- 課題の要件:
次の1.から3.の記述が下の抜粋の内容と合っているかどうか、それぞれ「はい」か「いいえ」で答え、判断の決め手となる抜粋中の語句をそのまま引用してください。
1. 携帯端末装置1は、音声情報取得部2、第1のデータベース3、シチュエーション推定部4を備える。
2. 位置情報受信部101は、GPS衛星から直接位置情報を受信する。
3. 特許文献1,2に記載の技術は、音声情報に基づいてユーザのシチュエーションを推定する。

- 原文抜粋:
説明

携帯端末装置、シチュエーション推定方法及びプログラム

【課題】位置情報を高い精度で得られない状況下であっても、ユーザのシチュエーションを推定できる携帯端末装置、シチュエーション推定方法及びプログラムを提供する。
【解決手段】携帯端末装置1は、音声情報取得部2と、第1のデータベース3と、シチュエーション推定部4とを備える。音声情報取得部2は、周辺の音声情報を取得する。第1のデータベース3は、複数種類の場所と複数の音声情報の属性とを対応づけて記憶する。シチュエーション推定部4は、第1のデータベース3を参照し、音声情報取得部2によって取得された音声情報の属性と、第1のデータベース3に記憶された音声情報の属性とを比較して、ユーザのシチュエーションを推定する。

【発明の詳細な説明】
【技術分野】
【0001】
本発明は、携帯端末装置、シチュエーション推定方法及びプログラムに関し、更に詳しくは、GPS(Global Positioning Systems)等の測位機能を有する携帯端末装置のシチュエーションを推定する携帯端末装置、シチュエーション推定方法及びプログラムに関する。
【背景技術】
【0002】
近年、携帯電話機等の携帯端末装置には、GPS機能を搭載したものが知られている。特許文献1,2には、GPS機能を用いて取得した位置情報に基づいて、携帯端末装置を所持するユーザのシチュエーションを推定する技術が記載されている。ユーザのシチュエーションは、ユーザの移動状態や滞在場所等を含む、いわゆるシチュエーション情報(以下、プレゼンス情報ともいう)として各種サービスに利用されている。
【0003】
図8を参照して、特許文献1に記載の技術について説明する。シチュエーション特定サーバ100Aは、位置情報受信部101と、速度/加速度計算部102と、シチュエーション特定部103と、地図情報データベース104と、シチュエーション情報送信部105とを備える。位置情報受信部101は、測位サーバから送信された位置情報を受信し、この位置情報を速度/加速度計算部102及びシチュエーション特定部103に受け渡す。位置情報は、例えば、携帯端末装置がGPS衛星からの電波を受信した後に、GPS情報を測位サーバに送信し、測位サーバがGPS情報を処理することで算出される。

- 提供情報:
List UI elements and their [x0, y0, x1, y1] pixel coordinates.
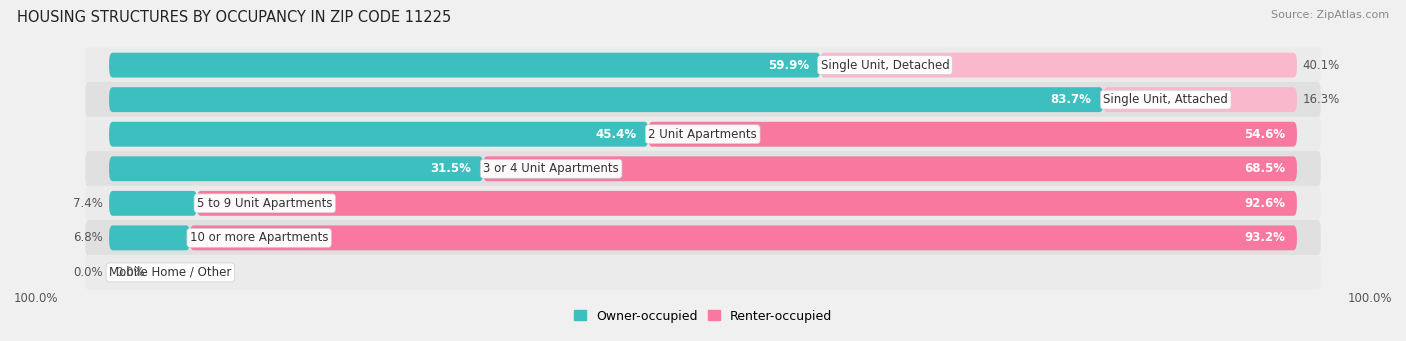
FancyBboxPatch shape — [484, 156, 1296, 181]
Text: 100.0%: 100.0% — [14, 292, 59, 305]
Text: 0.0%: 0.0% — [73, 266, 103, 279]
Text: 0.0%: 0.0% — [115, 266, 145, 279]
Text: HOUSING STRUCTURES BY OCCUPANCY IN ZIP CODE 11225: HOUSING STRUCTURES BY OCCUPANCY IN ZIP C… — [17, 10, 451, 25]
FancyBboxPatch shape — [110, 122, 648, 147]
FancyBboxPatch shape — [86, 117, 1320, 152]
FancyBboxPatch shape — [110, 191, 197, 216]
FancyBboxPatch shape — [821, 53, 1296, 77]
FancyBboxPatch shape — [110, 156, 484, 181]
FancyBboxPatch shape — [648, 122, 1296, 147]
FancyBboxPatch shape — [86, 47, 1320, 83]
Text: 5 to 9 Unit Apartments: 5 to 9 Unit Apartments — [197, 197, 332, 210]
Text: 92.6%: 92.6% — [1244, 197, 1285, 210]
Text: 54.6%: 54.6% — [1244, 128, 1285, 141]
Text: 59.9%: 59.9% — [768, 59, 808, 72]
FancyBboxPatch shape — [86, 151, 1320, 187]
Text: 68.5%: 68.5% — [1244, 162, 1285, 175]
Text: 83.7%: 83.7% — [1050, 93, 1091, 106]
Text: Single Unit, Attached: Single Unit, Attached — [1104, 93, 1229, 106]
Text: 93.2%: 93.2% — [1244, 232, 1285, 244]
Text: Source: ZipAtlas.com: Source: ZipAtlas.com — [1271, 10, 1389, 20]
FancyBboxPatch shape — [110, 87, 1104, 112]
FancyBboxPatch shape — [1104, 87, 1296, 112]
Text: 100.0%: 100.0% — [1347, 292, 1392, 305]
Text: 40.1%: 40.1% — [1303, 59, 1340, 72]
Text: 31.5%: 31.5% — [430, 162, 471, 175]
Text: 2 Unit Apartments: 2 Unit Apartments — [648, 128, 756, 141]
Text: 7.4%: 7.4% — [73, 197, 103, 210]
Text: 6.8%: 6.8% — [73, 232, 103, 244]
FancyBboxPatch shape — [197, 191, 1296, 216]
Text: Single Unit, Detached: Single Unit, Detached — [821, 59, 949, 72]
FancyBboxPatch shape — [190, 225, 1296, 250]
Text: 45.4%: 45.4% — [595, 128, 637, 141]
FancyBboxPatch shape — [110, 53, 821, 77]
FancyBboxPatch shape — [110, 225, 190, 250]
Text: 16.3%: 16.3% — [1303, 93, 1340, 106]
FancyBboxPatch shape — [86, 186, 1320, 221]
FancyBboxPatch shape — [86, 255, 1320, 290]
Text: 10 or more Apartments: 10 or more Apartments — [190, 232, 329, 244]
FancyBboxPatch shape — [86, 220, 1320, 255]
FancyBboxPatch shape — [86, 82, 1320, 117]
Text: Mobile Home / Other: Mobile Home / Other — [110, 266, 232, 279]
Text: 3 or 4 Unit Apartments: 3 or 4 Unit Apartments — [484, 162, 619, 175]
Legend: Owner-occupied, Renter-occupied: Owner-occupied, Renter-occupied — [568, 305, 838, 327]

==

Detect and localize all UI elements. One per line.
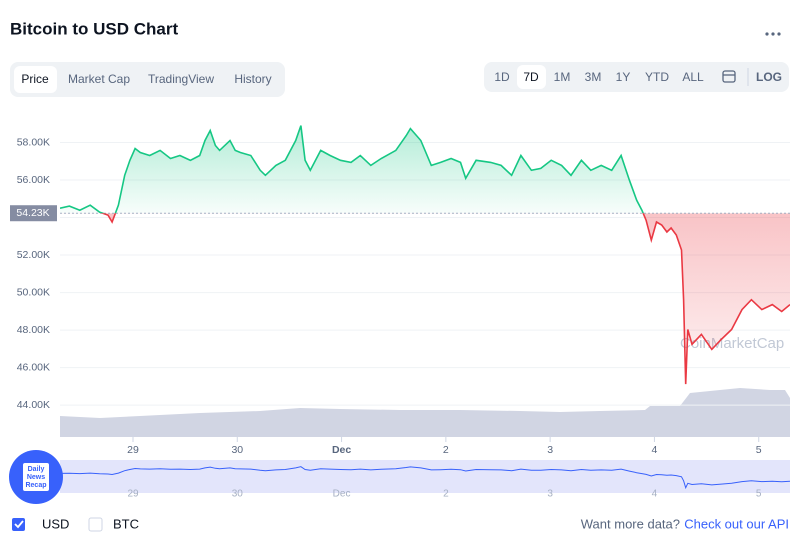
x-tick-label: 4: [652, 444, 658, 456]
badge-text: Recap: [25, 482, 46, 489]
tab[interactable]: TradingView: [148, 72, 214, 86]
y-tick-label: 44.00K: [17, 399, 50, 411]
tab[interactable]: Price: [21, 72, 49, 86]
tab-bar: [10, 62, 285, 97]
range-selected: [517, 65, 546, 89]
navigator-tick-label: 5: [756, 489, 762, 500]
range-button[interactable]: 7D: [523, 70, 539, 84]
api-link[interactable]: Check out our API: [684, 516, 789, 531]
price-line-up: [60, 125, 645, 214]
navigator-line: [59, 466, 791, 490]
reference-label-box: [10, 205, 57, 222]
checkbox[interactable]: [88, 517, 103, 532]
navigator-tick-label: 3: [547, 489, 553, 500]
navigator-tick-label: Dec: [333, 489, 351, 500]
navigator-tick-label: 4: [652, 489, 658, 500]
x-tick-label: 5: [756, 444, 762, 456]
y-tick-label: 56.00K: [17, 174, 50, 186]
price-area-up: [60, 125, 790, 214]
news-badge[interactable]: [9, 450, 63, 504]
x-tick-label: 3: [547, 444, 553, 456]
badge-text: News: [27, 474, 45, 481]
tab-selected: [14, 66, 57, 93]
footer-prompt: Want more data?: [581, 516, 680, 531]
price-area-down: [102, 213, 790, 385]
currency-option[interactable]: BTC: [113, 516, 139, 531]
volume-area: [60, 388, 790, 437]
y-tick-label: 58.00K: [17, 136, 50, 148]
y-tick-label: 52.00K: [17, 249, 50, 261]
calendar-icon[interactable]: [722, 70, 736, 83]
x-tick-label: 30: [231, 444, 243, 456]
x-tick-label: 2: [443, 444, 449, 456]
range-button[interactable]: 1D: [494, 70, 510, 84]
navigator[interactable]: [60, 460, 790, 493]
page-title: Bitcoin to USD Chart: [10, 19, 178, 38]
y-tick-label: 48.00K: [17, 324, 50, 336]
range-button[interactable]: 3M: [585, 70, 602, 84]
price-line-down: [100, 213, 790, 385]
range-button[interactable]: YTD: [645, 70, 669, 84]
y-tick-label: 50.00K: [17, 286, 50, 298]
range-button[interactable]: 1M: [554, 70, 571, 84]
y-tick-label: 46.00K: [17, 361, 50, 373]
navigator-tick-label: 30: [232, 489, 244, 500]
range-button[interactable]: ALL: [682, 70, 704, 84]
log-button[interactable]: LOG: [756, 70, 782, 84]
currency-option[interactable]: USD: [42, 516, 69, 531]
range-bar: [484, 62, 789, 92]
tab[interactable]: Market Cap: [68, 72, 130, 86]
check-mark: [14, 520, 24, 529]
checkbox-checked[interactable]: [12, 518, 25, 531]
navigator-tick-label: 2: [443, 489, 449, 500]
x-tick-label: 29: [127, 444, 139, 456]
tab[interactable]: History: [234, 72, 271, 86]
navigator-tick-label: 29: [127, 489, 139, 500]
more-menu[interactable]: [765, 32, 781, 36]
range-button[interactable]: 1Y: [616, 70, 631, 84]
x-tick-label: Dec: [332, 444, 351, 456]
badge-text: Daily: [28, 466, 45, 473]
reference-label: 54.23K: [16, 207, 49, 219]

- 解答:
1. はい。「携帯端末装置1は、音声情報取得部2と、第1のデータベース3と、シチュエーション推定部4とを備える。」
2. いいえ。「位置情報受信部101は、測位サーバから送信された位置情報を受信し」
3. いいえ。「GPS機能を用いて取得した位置情報に基づいて、携帯端末装置を所持するユーザのシチュエーションを推定する技術が記載されている。」